### WHAT YOU SHOULD DO
Leave out the pictures and transcribe everything else exactly.

### DATA FOR THIS EXERCISE
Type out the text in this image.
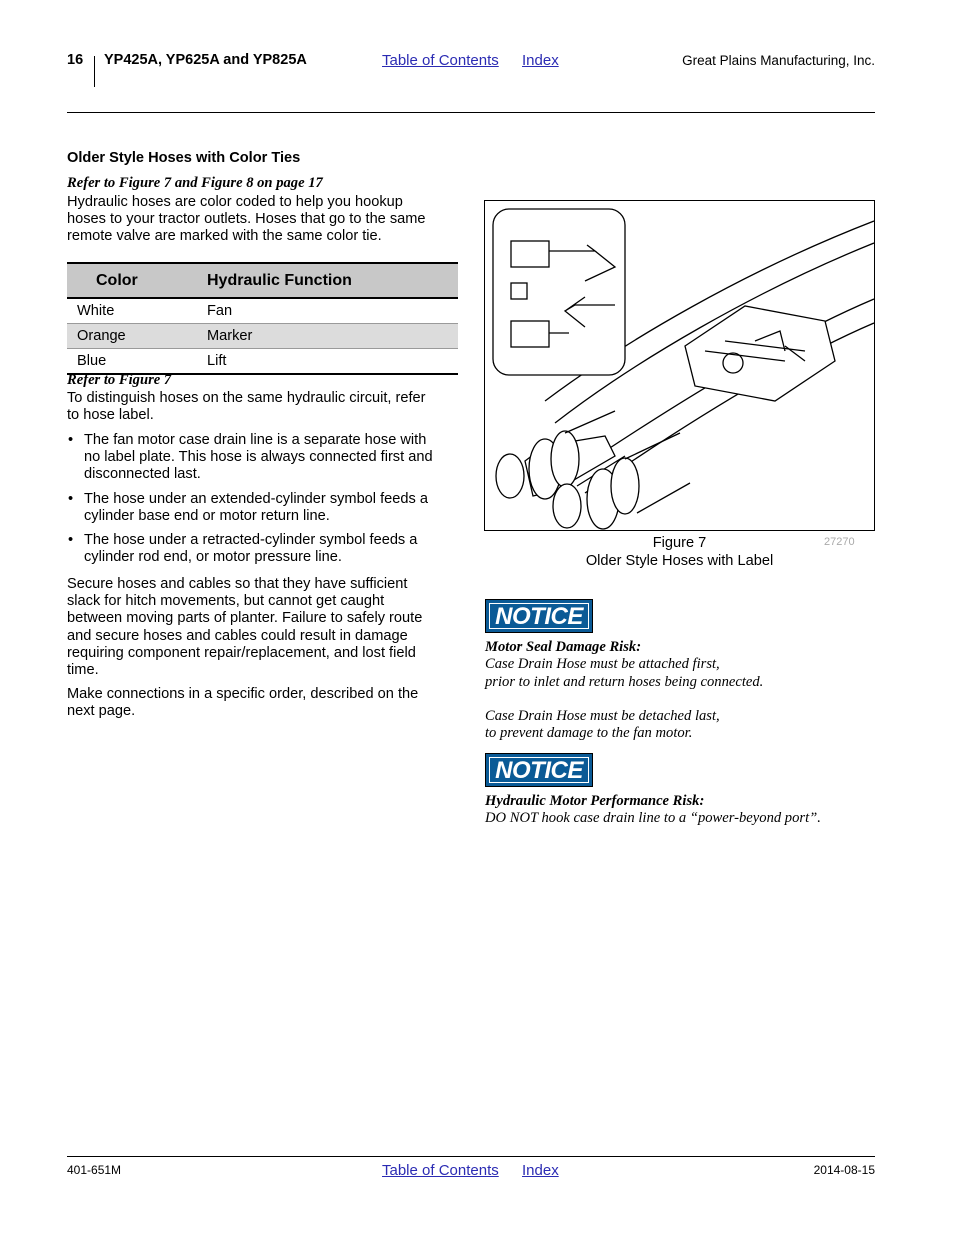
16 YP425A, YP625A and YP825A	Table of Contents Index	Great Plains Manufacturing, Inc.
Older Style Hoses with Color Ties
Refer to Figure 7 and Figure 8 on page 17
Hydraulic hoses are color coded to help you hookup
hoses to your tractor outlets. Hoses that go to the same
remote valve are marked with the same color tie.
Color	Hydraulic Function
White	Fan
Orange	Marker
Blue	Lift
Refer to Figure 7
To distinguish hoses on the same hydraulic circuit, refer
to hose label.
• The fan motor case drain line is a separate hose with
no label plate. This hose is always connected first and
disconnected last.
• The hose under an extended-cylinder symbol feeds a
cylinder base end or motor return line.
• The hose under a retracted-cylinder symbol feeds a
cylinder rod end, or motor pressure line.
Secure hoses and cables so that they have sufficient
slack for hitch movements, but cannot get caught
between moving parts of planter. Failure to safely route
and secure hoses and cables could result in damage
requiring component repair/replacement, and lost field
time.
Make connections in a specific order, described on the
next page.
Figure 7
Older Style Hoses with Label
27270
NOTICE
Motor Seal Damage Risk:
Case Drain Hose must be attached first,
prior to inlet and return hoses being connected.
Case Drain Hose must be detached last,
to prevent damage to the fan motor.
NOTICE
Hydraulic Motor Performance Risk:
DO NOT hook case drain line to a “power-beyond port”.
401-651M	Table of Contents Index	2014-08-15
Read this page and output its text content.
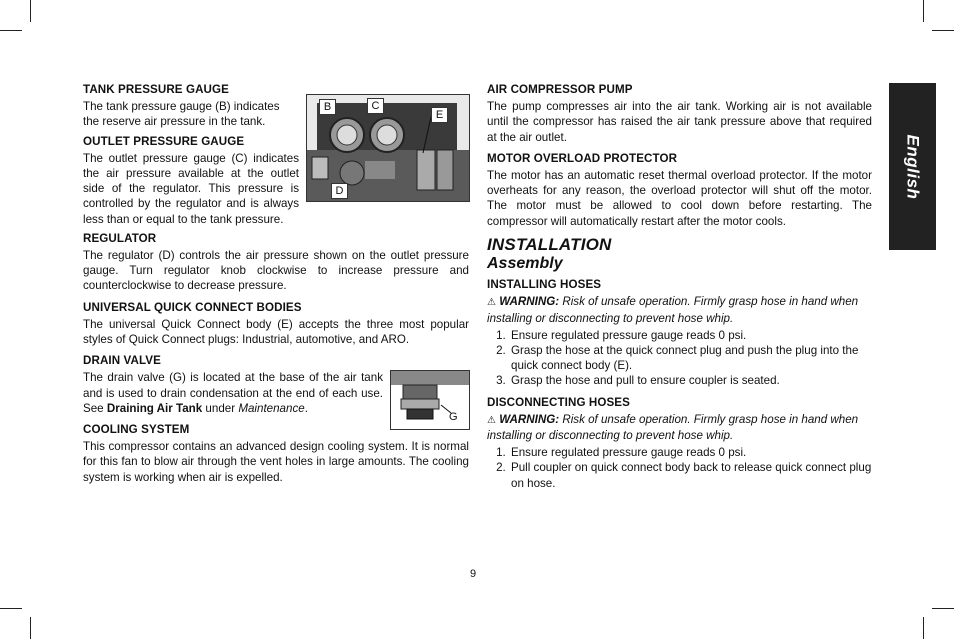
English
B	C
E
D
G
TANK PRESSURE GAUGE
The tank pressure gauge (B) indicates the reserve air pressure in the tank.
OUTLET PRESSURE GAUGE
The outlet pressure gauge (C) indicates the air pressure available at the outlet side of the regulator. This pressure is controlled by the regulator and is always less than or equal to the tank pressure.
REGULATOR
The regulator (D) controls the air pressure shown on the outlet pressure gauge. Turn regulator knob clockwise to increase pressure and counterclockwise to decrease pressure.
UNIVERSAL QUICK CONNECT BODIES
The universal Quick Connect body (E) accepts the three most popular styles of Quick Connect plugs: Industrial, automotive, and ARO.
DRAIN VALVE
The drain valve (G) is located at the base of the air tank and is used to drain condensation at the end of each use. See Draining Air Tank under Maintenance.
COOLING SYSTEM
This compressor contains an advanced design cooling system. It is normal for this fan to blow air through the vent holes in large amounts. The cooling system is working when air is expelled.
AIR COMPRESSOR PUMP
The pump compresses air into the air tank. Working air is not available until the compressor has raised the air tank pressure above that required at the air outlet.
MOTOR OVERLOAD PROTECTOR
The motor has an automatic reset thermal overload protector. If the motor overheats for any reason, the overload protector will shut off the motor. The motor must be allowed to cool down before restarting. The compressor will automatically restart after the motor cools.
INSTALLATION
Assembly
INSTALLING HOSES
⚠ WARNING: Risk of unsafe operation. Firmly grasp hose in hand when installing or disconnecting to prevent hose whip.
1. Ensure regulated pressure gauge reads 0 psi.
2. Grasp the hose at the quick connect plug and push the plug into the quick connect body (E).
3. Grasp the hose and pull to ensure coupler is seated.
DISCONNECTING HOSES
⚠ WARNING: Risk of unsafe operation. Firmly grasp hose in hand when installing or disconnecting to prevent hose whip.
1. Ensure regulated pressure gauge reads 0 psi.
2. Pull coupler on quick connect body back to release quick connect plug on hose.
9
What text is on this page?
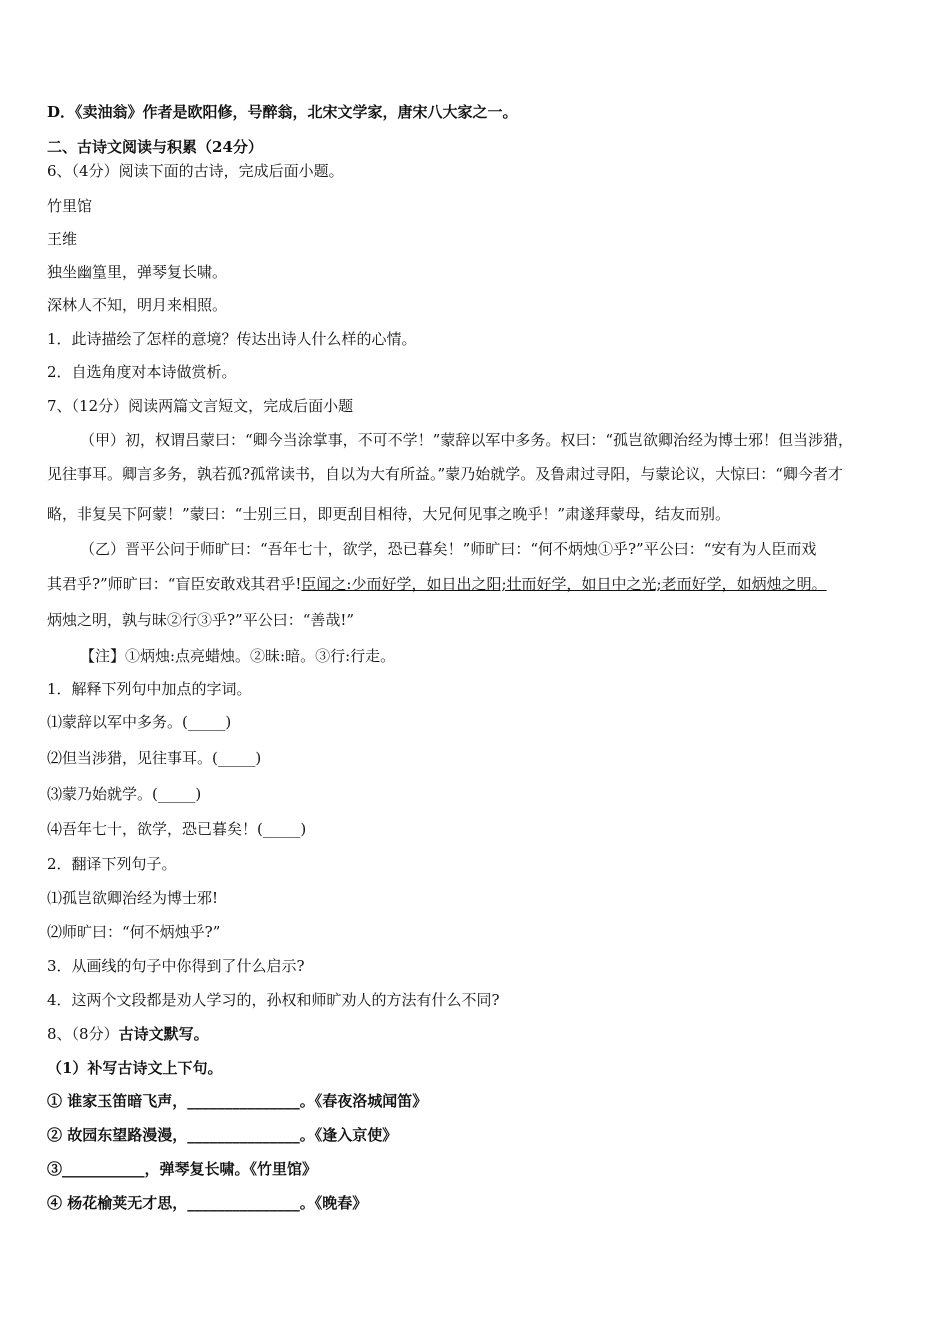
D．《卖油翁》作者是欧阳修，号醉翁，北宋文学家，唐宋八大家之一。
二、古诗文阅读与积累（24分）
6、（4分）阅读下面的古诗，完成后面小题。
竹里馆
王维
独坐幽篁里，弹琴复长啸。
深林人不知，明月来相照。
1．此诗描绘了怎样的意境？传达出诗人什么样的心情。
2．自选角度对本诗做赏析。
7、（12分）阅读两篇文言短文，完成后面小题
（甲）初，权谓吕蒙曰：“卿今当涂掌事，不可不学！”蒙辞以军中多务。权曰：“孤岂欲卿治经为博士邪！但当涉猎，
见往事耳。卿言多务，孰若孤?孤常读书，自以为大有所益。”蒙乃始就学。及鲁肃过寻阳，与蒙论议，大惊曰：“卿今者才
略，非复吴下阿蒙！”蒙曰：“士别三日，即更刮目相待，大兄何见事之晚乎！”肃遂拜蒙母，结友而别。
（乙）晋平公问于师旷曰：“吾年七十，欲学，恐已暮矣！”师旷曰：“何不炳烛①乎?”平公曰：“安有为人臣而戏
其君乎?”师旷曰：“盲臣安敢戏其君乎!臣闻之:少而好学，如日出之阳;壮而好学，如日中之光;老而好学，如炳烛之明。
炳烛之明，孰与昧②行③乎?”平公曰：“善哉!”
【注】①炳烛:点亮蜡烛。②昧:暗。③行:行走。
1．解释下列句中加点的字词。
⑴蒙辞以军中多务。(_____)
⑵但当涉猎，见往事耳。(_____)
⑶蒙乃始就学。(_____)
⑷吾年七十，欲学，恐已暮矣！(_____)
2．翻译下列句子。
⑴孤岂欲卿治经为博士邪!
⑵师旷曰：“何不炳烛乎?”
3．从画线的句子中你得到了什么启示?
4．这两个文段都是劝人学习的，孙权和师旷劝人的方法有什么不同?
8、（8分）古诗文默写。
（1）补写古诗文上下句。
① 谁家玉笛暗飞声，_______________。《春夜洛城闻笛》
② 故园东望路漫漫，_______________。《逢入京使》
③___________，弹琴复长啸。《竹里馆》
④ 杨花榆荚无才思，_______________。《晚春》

### RESPONSE
Type out the text in this image.
16 YP425A, YP625A and YP825A	Table of Contents Index	Great Plains Manufacturing, Inc.
Older Style Hoses with Color Ties
Refer to Figure 7 and Figure 8 on page 17
Hydraulic hoses are color coded to help you hookup
hoses to your tractor outlets. Hoses that go to the same
remote valve are marked with the same color tie.
Color	Hydraulic Function
White	Fan
Orange	Marker
Blue	Lift
Refer to Figure 7
To distinguish hoses on the same hydraulic circuit, refer
to hose label.
• The fan motor case drain line is a separate hose with
no label plate. This hose is always connected first and
disconnected last.
• The hose under an extended-cylinder symbol feeds a
cylinder base end or motor return line.
• The hose under a retracted-cylinder symbol feeds a
cylinder rod end, or motor pressure line.
Secure hoses and cables so that they have sufficient
slack for hitch movements, but cannot get caught
between moving parts of planter. Failure to safely route
and secure hoses and cables could result in damage
requiring component repair/replacement, and lost field
time.
Make connections in a specific order, described on the
next page.
Figure 7
Older Style Hoses with Label
27270
NOTICE
Motor Seal Damage Risk:
Case Drain Hose must be attached first,
prior to inlet and return hoses being connected.
Case Drain Hose must be detached last,
to prevent damage to the fan motor.
NOTICE
Hydraulic Motor Performance Risk:
DO NOT hook case drain line to a “power-beyond port”.
401-651M	Table of Contents Index	2014-08-15
Read this page and output its text content.
English
B	C
E
D
G
TANK PRESSURE GAUGE
The tank pressure gauge (B) indicates the reserve air pressure in the tank.
OUTLET PRESSURE GAUGE
The outlet pressure gauge (C) indicates the air pressure available at the outlet side of the regulator. This pressure is controlled by the regulator and is always less than or equal to the tank pressure.
REGULATOR
The regulator (D) controls the air pressure shown on the outlet pressure gauge. Turn regulator knob clockwise to increase pressure and counterclockwise to decrease pressure.
UNIVERSAL QUICK CONNECT BODIES
The universal Quick Connect body (E) accepts the three most popular styles of Quick Connect plugs: Industrial, automotive, and ARO.
DRAIN VALVE
The drain valve (G) is located at the base of the air tank and is used to drain condensation at the end of each use. See Draining Air Tank under Maintenance.
COOLING SYSTEM
This compressor contains an advanced design cooling system. It is normal for this fan to blow air through the vent holes in large amounts. The cooling system is working when air is expelled.
AIR COMPRESSOR PUMP
The pump compresses air into the air tank. Working air is not available until the compressor has raised the air tank pressure above that required at the air outlet.
MOTOR OVERLOAD PROTECTOR
The motor has an automatic reset thermal overload protector. If the motor overheats for any reason, the overload protector will shut off the motor. The motor must be allowed to cool down before restarting. The compressor will automatically restart after the motor cools.
INSTALLATION
Assembly
INSTALLING HOSES
⚠ WARNING: Risk of unsafe operation. Firmly grasp hose in hand when installing or disconnecting to prevent hose whip.
1. Ensure regulated pressure gauge reads 0 psi.
2. Grasp the hose at the quick connect plug and push the plug into the quick connect body (E).
3. Grasp the hose and pull to ensure coupler is seated.
DISCONNECTING HOSES
⚠ WARNING: Risk of unsafe operation. Firmly grasp hose in hand when installing or disconnecting to prevent hose whip.
1. Ensure regulated pressure gauge reads 0 psi.
2. Pull coupler on quick connect body back to release quick connect plug on hose.
9
What text is on this page?
D．《卖油翁》作者是欧阳修，号醉翁，北宋文学家，唐宋八大家之一。
二、古诗文阅读与积累（24分）
6、（4分）阅读下面的古诗，完成后面小题。
竹里馆
王维
独坐幽篁里，弹琴复长啸。
深林人不知，明月来相照。
1．此诗描绘了怎样的意境？传达出诗人什么样的心情。
2．自选角度对本诗做赏析。
7、（12分）阅读两篇文言短文，完成后面小题
（甲）初，权谓吕蒙曰：“卿今当涂掌事，不可不学！”蒙辞以军中多务。权曰：“孤岂欲卿治经为博士邪！但当涉猎，
见往事耳。卿言多务，孰若孤?孤常读书，自以为大有所益。”蒙乃始就学。及鲁肃过寻阳，与蒙论议，大惊曰：“卿今者才
略，非复吴下阿蒙！”蒙曰：“士别三日，即更刮目相待，大兄何见事之晚乎！”肃遂拜蒙母，结友而别。
（乙）晋平公问于师旷曰：“吾年七十，欲学，恐已暮矣！”师旷曰：“何不炳烛①乎?”平公曰：“安有为人臣而戏
其君乎?”师旷曰：“盲臣安敢戏其君乎!臣闻之:少而好学，如日出之阳;壮而好学，如日中之光;老而好学，如炳烛之明。
炳烛之明，孰与昧②行③乎?”平公曰：“善哉!”
【注】①炳烛:点亮蜡烛。②昧:暗。③行:行走。
1．解释下列句中加点的字词。
⑴蒙辞以军中多务。(_____)
⑵但当涉猎，见往事耳。(_____)
⑶蒙乃始就学。(_____)
⑷吾年七十，欲学，恐已暮矣！(_____)
2．翻译下列句子。
⑴孤岂欲卿治经为博士邪!
⑵师旷曰：“何不炳烛乎?”
3．从画线的句子中你得到了什么启示?
4．这两个文段都是劝人学习的，孙权和师旷劝人的方法有什么不同?
8、（8分）古诗文默写。
（1）补写古诗文上下句。
① 谁家玉笛暗飞声，_______________。《春夜洛城闻笛》
② 故园东望路漫漫，_______________。《逢入京使》
③___________，弹琴复长啸。《竹里馆》
④ 杨花榆荚无才思，_______________。《晚春》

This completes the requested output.